REQUIRED WORK:
Copy each line that contains the string "нужно".
┌─ EXERCISE MATERIALS
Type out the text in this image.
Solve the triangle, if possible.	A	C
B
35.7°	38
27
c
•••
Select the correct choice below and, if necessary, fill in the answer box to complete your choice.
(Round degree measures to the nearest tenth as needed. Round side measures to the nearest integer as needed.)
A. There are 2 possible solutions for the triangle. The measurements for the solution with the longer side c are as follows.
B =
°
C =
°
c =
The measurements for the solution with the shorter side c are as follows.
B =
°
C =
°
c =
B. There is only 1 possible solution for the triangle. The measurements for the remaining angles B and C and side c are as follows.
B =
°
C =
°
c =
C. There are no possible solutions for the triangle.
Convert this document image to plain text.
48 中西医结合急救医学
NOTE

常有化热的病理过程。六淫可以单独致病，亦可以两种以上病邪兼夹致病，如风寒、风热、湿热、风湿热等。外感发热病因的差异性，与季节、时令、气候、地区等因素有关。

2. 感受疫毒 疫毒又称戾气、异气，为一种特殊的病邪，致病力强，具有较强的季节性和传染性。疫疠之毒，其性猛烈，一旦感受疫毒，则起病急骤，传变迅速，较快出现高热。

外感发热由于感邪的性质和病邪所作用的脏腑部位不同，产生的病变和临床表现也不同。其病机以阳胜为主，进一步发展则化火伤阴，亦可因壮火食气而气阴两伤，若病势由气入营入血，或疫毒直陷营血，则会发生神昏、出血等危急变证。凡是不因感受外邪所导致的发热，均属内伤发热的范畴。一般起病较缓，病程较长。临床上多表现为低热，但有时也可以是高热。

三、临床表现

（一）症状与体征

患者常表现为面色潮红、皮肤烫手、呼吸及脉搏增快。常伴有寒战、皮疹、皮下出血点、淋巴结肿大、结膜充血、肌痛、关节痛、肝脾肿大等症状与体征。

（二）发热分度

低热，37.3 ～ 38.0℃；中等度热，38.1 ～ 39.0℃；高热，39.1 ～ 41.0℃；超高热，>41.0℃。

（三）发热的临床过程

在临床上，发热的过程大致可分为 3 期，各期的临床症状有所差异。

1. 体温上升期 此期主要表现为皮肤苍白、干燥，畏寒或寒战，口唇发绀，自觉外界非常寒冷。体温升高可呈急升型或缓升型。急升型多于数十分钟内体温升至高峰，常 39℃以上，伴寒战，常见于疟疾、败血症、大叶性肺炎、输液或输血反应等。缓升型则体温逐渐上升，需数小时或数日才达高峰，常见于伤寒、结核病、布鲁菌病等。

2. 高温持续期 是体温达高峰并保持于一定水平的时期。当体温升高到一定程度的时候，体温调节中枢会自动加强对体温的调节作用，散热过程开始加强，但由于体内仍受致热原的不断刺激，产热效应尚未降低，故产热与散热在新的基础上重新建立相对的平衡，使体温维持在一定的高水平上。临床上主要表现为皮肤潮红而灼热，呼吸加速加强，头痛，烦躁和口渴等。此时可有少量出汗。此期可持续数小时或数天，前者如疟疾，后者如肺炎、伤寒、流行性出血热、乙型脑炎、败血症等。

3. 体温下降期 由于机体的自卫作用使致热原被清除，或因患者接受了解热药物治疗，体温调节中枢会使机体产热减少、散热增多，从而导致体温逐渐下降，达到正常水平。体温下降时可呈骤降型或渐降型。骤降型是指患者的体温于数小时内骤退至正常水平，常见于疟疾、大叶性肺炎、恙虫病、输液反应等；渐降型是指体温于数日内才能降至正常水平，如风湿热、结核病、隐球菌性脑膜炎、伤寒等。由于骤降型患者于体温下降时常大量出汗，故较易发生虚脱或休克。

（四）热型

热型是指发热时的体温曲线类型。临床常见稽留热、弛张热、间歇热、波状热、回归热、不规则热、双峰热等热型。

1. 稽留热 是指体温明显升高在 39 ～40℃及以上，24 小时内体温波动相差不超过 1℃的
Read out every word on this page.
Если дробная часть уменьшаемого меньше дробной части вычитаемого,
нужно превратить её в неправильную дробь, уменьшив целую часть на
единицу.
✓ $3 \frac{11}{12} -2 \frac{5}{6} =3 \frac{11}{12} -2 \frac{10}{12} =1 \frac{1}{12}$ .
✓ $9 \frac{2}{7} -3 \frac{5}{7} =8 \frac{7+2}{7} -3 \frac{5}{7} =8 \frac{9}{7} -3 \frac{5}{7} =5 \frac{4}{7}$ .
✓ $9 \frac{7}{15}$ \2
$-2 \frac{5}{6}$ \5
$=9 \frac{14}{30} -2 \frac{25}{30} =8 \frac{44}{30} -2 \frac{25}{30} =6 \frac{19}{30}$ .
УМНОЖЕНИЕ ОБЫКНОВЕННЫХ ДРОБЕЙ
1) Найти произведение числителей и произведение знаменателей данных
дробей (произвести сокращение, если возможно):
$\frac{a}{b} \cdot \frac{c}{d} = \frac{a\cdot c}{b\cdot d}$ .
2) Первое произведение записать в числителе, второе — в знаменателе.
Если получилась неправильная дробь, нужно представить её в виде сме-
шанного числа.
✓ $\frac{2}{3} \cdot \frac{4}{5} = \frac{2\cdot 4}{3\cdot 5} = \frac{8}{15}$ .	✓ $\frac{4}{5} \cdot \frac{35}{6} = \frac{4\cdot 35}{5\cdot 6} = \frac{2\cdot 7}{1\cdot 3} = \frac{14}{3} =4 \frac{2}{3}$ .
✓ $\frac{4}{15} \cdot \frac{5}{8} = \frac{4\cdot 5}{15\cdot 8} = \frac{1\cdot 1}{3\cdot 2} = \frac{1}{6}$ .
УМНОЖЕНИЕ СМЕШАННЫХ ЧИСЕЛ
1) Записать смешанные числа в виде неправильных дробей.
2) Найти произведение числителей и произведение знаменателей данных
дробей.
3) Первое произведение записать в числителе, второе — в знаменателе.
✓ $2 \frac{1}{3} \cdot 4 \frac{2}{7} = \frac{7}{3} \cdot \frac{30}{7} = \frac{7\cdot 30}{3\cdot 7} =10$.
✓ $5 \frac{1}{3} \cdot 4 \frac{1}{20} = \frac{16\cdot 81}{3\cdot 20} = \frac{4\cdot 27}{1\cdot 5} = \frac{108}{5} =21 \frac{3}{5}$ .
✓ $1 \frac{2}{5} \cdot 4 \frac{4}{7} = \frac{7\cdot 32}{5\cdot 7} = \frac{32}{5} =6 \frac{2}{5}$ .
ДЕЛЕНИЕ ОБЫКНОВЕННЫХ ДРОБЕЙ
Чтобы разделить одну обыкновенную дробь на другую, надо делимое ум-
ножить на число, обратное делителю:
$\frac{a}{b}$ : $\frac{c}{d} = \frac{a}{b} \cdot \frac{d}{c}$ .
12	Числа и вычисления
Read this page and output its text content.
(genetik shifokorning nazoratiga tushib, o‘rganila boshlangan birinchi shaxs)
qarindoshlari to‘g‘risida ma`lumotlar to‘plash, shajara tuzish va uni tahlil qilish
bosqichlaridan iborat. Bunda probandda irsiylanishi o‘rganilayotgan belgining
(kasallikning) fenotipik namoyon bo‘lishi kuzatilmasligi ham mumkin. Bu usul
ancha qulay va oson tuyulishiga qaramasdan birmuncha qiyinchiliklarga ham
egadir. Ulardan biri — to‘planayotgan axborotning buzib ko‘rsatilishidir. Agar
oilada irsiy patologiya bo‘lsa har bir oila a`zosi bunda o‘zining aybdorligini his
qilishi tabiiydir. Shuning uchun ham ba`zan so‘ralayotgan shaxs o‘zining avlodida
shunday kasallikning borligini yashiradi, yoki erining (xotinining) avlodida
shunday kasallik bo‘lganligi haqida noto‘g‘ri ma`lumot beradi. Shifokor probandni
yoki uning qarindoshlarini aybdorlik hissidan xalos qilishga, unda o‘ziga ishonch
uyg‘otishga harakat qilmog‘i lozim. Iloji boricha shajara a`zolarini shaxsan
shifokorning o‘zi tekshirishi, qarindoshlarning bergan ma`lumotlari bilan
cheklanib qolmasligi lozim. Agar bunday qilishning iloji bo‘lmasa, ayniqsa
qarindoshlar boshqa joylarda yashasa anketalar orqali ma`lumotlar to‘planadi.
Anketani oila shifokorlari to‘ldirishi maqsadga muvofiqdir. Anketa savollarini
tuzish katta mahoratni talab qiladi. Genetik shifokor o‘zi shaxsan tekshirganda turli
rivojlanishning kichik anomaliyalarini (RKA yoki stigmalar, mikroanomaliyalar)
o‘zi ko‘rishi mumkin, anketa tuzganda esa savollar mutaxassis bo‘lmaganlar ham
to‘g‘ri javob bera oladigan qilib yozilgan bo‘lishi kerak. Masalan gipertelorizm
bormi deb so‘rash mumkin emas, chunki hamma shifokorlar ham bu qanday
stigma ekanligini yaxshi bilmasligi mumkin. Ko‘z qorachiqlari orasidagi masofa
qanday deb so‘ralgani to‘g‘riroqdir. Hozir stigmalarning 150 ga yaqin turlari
└─
EXPECTED ANSWER:
нужно превратить её в неправильную дробь, уменьшив целую часть на
Если получилась неправильная дробь, нужно представить её в виде сме-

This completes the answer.